*REQUIREMENT*
Repeat, exactly and completely, the entries shown underneath.

start MATERIAL FOR THE TASK

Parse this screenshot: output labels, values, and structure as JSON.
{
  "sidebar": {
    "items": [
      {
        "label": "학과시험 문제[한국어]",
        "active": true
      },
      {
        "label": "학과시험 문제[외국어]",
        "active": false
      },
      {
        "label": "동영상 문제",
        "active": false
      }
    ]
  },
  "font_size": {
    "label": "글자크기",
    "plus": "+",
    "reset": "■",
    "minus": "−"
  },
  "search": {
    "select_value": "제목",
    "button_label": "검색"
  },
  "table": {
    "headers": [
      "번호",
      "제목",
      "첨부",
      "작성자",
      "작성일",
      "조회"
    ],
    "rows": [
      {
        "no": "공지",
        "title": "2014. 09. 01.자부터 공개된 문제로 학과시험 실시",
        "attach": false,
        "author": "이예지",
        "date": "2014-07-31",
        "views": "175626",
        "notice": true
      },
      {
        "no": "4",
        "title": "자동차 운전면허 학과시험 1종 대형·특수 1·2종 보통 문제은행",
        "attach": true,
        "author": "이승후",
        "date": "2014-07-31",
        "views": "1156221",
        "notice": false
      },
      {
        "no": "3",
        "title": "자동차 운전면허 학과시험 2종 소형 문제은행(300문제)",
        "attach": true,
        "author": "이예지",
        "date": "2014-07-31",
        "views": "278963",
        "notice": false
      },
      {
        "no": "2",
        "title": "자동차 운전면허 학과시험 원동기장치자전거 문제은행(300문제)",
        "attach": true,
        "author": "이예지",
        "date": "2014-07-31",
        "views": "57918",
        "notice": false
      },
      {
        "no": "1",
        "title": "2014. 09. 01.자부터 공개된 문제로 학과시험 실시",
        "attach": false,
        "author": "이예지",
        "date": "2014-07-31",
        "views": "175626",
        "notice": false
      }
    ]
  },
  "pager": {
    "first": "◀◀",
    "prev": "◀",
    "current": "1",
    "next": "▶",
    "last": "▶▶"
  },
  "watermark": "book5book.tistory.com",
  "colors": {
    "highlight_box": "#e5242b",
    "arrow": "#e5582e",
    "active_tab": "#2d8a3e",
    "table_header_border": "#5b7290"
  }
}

end MATERIAL FOR THE TASK

*SOLUTION TO THIS EXERCISE*
Parse this screenshot: output labels, values, and structure as JSON.
{
  "sidebar": {
    "items": [
      {
        "label": "학과시험 문제[한국어]",
        "active": true
      },
      {
        "label": "학과시험 문제[외국어]",
        "active": false
      },
      {
        "label": "동영상 문제",
        "active": false
      }
    ]
  },
  "font_size": {
    "label": "글자크기",
    "plus": "+",
    "reset": "■",
    "minus": "−"
  },
  "search": {
    "select_value": "제목",
    "button_label": "검색"
  },
  "table": {
    "headers": [
      "번호",
      "제목",
      "첨부",
      "작성자",
      "작성일",
      "조회"
    ],
    "rows": [
      {
        "no": "공지",
        "title": "2014. 09. 01.자부터 공개된 문제로 학과시험 실시",
        "attach": false,
        "author": "이예지",
        "date": "2014-07-31",
        "views": "175626",
        "notice": true
      },
      {
        "no": "4",
        "title": "자동차 운전면허 학과시험 1종 대형·특수 1·2종 보통 문제은행",
        "attach": true,
        "author": "이승후",
        "date": "2014-07-31",
        "views": "1156221",
        "notice": false
      },
      {
        "no": "3",
        "title": "자동차 운전면허 학과시험 2종 소형 문제은행(300문제)",
        "attach": true,
        "author": "이예지",
        "date": "2014-07-31",
        "views": "278963",
        "notice": false
      },
      {
        "no": "2",
        "title": "자동차 운전면허 학과시험 원동기장치자전거 문제은행(300문제)",
        "attach": true,
        "author": "이예지",
        "date": "2014-07-31",
        "views": "57918",
        "notice": false
      },
      {
        "no": "1",
        "title": "2014. 09. 01.자부터 공개된 문제로 학과시험 실시",
        "attach": false,
        "author": "이예지",
        "date": "2014-07-31",
        "views": "175626",
        "notice": false
      }
    ]
  },
  "pager": {
    "first": "◀◀",
    "prev": "◀",
    "current": "1",
    "next": "▶",
    "last": "▶▶"
  },
  "watermark": "book5book.tistory.com",
  "colors": {
    "highlight_box": "#e5242b",
    "arrow": "#e5582e",
    "active_tab": "#2d8a3e",
    "table_header_border": "#5b7290"
  }
}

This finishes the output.